Dataset records
==========
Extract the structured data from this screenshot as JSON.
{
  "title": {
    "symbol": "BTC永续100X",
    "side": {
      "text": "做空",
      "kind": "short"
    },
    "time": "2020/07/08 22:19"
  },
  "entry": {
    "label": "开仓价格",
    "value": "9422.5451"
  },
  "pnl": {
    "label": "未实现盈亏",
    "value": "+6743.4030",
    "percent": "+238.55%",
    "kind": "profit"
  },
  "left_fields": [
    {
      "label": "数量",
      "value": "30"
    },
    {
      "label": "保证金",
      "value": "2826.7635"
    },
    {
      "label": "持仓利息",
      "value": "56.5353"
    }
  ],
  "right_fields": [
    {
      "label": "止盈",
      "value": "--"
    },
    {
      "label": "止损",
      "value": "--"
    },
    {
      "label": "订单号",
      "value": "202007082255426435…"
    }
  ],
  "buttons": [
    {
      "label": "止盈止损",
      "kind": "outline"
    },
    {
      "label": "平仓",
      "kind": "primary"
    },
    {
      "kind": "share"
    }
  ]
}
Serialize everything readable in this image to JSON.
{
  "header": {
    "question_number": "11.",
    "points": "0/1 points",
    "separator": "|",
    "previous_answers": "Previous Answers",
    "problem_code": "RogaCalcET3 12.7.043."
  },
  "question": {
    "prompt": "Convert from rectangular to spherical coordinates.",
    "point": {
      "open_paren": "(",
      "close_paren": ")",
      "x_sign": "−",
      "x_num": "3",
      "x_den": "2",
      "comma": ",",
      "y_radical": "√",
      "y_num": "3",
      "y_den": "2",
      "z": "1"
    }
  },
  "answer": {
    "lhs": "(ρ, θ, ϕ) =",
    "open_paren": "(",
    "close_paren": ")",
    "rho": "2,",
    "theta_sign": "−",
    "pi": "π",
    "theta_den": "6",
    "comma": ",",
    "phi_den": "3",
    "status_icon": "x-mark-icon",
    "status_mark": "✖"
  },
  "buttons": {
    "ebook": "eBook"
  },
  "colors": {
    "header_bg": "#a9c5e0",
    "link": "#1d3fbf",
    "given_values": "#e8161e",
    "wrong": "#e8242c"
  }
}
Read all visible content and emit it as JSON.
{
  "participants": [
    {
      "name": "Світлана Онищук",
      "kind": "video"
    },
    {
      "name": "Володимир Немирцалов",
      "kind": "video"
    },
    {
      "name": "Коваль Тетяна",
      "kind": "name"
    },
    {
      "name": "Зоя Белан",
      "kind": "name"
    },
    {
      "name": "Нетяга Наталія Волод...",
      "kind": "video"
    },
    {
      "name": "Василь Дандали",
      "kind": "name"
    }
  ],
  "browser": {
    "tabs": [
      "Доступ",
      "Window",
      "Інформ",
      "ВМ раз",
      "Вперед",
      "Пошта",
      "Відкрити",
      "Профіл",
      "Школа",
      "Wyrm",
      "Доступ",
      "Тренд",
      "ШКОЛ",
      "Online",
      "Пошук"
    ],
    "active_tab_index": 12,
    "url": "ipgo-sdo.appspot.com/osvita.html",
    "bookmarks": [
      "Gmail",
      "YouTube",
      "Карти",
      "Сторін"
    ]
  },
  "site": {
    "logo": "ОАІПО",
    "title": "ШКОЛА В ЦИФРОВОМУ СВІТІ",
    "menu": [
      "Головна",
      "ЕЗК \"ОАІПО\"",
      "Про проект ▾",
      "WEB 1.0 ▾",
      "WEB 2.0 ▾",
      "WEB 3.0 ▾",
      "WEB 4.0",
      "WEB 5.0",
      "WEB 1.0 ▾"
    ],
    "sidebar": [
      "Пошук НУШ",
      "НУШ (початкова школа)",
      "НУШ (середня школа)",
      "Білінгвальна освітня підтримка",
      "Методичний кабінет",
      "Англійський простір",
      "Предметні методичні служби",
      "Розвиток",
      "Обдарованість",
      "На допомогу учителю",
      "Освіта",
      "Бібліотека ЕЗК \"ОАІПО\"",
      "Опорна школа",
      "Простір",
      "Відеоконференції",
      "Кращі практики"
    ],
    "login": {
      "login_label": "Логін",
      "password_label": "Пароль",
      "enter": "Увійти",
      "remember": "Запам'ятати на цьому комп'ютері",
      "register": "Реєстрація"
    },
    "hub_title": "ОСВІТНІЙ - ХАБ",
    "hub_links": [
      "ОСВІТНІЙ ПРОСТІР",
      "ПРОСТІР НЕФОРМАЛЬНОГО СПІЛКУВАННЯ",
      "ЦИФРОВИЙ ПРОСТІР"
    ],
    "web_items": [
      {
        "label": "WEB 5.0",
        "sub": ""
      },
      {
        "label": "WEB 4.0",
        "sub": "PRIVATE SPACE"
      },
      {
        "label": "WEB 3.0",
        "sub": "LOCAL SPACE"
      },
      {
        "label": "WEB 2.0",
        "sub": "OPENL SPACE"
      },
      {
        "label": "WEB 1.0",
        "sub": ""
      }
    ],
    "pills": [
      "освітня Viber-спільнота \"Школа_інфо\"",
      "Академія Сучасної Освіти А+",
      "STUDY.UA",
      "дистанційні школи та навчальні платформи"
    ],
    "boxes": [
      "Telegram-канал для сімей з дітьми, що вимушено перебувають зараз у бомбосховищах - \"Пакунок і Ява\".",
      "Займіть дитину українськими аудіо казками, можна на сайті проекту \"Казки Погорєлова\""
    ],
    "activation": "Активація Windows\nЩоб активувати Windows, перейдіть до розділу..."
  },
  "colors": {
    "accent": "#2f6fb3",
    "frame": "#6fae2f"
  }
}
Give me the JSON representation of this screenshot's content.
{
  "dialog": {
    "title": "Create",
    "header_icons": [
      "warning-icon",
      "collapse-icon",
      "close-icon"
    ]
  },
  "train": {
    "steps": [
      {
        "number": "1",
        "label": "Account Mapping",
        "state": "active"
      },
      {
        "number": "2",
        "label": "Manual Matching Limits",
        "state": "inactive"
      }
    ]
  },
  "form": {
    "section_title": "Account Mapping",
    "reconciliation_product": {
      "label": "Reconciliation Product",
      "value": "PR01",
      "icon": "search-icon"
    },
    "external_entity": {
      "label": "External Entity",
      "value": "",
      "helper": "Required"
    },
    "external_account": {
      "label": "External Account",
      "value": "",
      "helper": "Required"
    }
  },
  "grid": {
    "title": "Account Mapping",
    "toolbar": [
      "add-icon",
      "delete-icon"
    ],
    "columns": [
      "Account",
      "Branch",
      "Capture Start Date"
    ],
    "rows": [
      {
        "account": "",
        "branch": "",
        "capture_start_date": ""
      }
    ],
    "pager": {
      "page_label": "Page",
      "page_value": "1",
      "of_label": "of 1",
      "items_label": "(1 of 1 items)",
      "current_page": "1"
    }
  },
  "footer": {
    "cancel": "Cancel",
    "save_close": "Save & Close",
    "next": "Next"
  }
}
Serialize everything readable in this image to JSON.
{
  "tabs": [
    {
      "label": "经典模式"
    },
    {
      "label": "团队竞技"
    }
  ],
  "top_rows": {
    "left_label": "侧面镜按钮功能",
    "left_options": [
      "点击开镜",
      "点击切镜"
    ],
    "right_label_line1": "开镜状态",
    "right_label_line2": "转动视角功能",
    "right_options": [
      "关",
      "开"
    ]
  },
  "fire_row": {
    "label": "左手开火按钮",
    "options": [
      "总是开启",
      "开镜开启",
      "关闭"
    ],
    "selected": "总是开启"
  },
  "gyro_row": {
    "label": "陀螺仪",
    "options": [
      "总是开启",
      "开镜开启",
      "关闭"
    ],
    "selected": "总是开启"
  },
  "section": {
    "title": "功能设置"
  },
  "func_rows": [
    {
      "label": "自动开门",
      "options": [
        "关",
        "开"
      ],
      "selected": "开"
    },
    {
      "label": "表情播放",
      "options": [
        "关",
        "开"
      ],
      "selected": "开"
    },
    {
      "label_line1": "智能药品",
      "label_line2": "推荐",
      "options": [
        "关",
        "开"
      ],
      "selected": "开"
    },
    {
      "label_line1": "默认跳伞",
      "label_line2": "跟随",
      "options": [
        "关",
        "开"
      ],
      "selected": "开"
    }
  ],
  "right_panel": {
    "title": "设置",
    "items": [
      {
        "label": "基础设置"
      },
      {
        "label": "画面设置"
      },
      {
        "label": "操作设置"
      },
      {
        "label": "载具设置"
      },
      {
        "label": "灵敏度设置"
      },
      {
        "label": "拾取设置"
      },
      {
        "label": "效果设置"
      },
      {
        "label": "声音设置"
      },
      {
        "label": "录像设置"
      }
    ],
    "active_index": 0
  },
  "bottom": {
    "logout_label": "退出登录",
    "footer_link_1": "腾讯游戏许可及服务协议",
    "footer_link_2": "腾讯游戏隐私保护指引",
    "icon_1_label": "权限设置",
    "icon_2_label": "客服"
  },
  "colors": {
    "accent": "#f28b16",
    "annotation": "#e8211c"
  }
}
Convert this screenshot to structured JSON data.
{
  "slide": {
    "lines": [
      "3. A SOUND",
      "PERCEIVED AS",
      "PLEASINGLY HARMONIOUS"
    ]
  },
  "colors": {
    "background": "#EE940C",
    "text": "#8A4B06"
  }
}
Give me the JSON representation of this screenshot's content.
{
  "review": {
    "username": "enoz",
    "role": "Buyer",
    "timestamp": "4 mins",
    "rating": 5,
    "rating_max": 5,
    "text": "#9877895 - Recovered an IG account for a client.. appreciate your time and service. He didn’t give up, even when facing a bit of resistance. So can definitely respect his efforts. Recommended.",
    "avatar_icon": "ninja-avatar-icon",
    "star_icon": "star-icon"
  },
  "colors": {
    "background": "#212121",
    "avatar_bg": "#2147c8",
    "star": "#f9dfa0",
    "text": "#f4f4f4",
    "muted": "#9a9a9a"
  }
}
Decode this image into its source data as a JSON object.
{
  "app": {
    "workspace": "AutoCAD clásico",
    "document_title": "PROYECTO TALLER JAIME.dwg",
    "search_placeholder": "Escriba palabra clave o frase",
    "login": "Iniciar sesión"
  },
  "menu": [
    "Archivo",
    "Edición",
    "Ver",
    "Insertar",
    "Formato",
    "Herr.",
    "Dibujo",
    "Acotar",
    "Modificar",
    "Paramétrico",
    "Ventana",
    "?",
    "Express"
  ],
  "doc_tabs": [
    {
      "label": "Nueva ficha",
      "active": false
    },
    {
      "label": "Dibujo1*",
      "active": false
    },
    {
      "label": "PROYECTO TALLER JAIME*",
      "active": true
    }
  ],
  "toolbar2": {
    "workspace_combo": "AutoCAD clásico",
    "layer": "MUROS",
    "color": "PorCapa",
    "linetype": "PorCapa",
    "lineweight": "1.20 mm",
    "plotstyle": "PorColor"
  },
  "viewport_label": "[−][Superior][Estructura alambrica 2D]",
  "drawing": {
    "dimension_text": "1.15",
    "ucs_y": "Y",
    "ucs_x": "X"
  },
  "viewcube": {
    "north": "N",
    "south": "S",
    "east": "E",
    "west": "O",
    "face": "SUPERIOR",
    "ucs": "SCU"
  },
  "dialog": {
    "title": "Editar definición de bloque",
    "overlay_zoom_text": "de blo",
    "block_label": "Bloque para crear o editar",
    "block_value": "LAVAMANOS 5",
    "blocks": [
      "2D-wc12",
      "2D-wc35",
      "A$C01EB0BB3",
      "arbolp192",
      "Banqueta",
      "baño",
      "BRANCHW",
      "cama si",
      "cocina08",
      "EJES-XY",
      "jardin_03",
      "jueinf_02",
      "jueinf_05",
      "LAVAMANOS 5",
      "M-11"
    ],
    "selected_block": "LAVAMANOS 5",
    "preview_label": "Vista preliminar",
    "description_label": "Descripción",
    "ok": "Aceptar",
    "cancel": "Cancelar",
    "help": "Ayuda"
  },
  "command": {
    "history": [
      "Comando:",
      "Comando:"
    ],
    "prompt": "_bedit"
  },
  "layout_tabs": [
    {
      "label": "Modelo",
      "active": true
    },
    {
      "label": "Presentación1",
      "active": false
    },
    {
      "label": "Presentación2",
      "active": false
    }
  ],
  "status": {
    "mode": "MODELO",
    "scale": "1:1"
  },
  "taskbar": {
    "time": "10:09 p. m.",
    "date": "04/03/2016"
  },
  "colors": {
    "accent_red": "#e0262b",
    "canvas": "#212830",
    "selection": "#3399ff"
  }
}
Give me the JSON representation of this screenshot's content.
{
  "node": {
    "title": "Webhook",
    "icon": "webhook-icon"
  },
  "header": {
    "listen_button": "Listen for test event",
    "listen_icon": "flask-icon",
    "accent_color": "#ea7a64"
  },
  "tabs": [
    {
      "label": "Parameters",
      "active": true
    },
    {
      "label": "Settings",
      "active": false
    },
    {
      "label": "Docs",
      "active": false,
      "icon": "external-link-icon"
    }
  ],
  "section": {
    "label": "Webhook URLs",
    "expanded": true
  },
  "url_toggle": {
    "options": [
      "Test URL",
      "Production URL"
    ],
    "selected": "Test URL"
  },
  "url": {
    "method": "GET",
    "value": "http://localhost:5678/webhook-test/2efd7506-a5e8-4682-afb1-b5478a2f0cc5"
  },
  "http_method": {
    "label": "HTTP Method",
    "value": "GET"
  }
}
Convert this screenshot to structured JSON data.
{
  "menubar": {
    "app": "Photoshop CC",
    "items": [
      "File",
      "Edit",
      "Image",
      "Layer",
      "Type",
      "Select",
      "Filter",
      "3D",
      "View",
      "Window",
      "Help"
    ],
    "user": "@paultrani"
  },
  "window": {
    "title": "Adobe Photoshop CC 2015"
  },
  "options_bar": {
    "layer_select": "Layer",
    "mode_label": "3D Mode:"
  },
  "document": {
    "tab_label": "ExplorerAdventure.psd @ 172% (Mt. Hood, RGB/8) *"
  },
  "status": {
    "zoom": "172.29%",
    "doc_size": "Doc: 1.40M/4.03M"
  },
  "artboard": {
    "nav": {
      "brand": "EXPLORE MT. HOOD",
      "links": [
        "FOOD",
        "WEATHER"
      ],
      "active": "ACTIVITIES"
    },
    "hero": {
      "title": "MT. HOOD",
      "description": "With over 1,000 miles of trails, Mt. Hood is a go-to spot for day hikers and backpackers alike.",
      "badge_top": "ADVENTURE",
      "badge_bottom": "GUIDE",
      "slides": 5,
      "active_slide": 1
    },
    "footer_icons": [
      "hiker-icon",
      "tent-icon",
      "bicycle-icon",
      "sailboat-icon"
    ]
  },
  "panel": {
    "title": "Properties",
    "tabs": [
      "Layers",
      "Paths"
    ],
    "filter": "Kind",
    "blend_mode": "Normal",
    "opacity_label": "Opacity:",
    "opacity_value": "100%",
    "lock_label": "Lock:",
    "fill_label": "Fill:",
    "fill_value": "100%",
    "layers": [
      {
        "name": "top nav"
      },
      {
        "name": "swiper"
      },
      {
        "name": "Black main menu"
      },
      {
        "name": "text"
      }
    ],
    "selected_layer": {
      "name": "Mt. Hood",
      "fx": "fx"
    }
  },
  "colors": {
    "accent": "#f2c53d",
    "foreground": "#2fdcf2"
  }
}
==========
→ **Do this**
Gather each line of the listing containing the word "from" and show it.

→ **Written reply**
Extract the structured data from this screenshot as JSON.
    "prompt": "Convert from rectangular to spherical coordinates.",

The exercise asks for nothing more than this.